* start INFORMATION GIVEN *
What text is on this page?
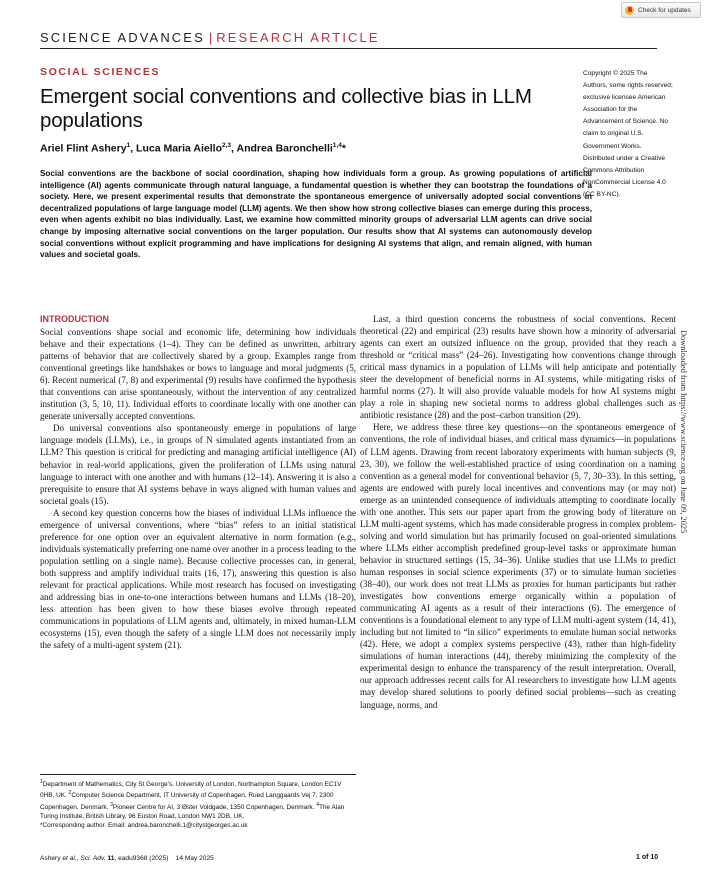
Check for updates
SCIENCE ADVANCES | RESEARCH ARTICLE
SOCIAL SCIENCES
Emergent social conventions and collective bias in LLM populations
Ariel Flint Ashery$^1$, Luca Maria Aiello$^{2,3}$, Andrea Baronchelli$^{1,4}$*
Copyright © 2025 The Authors, some rights reserved; exclusive licensee American Association for the Advancement of Science. No claim to original U.S. Government Works. Distributed under a Creative Commons Attribution NonCommercial License 4.0 (CC BY-NC).

Social conventions are the backbone of social coordination, shaping how individuals form a group. As growing populations of artificial intelligence (AI) agents communicate through natural language, a fundamental question is whether they can bootstrap the foundations of a society. Here, we present experimental results that demonstrate the spontaneous emergence of universally adopted social conventions in decentralized populations of large language model (LLM) agents. We then show how strong collective biases can emerge during this process, even when agents exhibit no bias individually. Last, we examine how committed minority groups of adversarial LLM agents can drive social change by imposing alternative social conventions on the larger population. Our results show that AI systems can autonomously develop social conventions without explicit programming and have implications for designing AI systems that align, and remain aligned, with human values and societal goals.

INTRODUCTION

Social conventions shape social and economic life, determining how individuals behave and their expectations (1–4). They can be defined as unwritten, arbitrary patterns of behavior that are collectively shared by a group. Examples range from conventional greetings like handshakes or bows to language and moral judgments (5, 6). Recent numerical (7, 8) and experimental (9) results have confirmed the hypothesis that conventions can arise spontaneously, without the intervention of any centralized institution (3, 5, 10, 11). Individual efforts to coordinate locally with one another can generate universally accepted conventions.

Do universal conventions also spontaneously emerge in populations of large language models (LLMs), i.e., in groups of N simulated agents instantiated from an LLM? This question is critical for predicting and managing artificial intelligence (AI) behavior in real-world applications, given the proliferation of LLMs using natural language to interact with one another and with humans (12–14). Answering it is also a prerequisite to ensure that AI systems behave in ways aligned with human values and societal goals (15).

A second key question concerns how the biases of individual LLMs influence the emergence of universal conventions, where “bias” refers to an initial statistical preference for one option over an equivalent alternative in norm formation (e.g., individuals systematically preferring one name over another in a process leading to the population settling on a single name). Because collective processes can, in general, both suppress and amplify individual traits (16, 17), answering this question is also relevant for practical applications. While most research has focused on investigating and addressing bias in one-to-one interactions between humans and LLMs (18–20), less attention has been given to how these biases evolve through repeated communications in populations of LLM agents and, ultimately, in mixed human-LLM ecosystems (15), even though the safety of a single LLM does not necessarily imply the safety of a multi-agent system (21).

Last, a third question concerns the robustness of social conventions. Recent theoretical (22) and empirical (23) results have shown how a minority of adversarial agents can exert an outsized influence on the group, provided that they reach a threshold or “critical mass” (24–26). Investigating how conventions change through critical mass dynamics in a population of LLMs will help anticipate and potentially steer the development of beneficial norms in AI systems, while mitigating risks of harmful norms (27). It will also provide valuable models for how AI systems might play a role in shaping new societal norms to address global challenges such as antibiotic resistance (28) and the post–carbon transition (29).

Here, we address these three key questions—on the spontaneous emergence of conventions, the role of individual biases, and critical mass dynamics—in populations of LLM agents. Drawing from recent laboratory experiments with human subjects (9, 23, 30), we follow the well-established practice of using coordination on a naming convention as a general model for conventional behavior (5, 7, 30–33). In this setting, agents are endowed with purely local incentives and conventions may (or may not) emerge as an unintended consequence of individuals attempting to coordinate locally with one another. This sets our paper apart from the growing body of literature on LLM multi-agent systems, which has made considerable progress in complex problem-solving and world simulation but has primarily focused on goal-oriented simulations where LLMs either accomplish predefined group-level tasks or approximate human behavior in structured settings (15, 34–36). Unlike studies that use LLMs to predict human responses in social science experiments (37) or to simulate human societies (38–40), our work does not treat LLMs as proxies for human participants but rather investigates how conventions emerge organically within a population of communicating AI agents as a result of their interactions (6). The emergence of conventions is a foundational element to any type of LLM multi-agent system (14, 41), including but not limited to “in silico” experiments to emulate human social networks (42). Here, we adopt a complex systems perspective (43), rather than high-fidelity simulations of human interactions (44), thereby minimizing the complexity of the experimental design to enhance the transparency of the result interpretation. Overall, our approach addresses recent calls for AI researchers to investigate how LLM agents may develop shared solutions to poorly defined social problems—such as creating language, norms, and

$^1$Department of Mathematics, City St George’s, University of London, Northampton Square, London EC1V 0HB, UK. $^2$Computer Science Department, IT University of Copenhagen, Rued Langgaards Vej 7, 2300 Copenhagen, Denmark. $^3$Pioneer Centre for AI, 3 Øster Voldgade, 1350 Copenhagen, Denmark. $^4$The Alan Turing Institute, British Library, 96 Euston Road, London NW1 2DB, UK.
*Corresponding author. Email: andrea.baronchelli.1@citystgeorges.ac.uk

Ashery et al., Sci. Adv. 11, eadu9368 (2025) 14 May 2025	1 of 10
Downloaded from https://www.science.org on June 09, 2025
* end INFORMATION GIVEN *
Pick out every line above that holds the word "Ashery" and copy it.

Ariel Flint Ashery$^1$, Luca Maria Aiello$^{2,3}$, Andrea Baronchelli$^{1,4}$*
Ashery et al., Sci. Adv. 11, eadu9368 (2025) 14 May 2025	1 of 10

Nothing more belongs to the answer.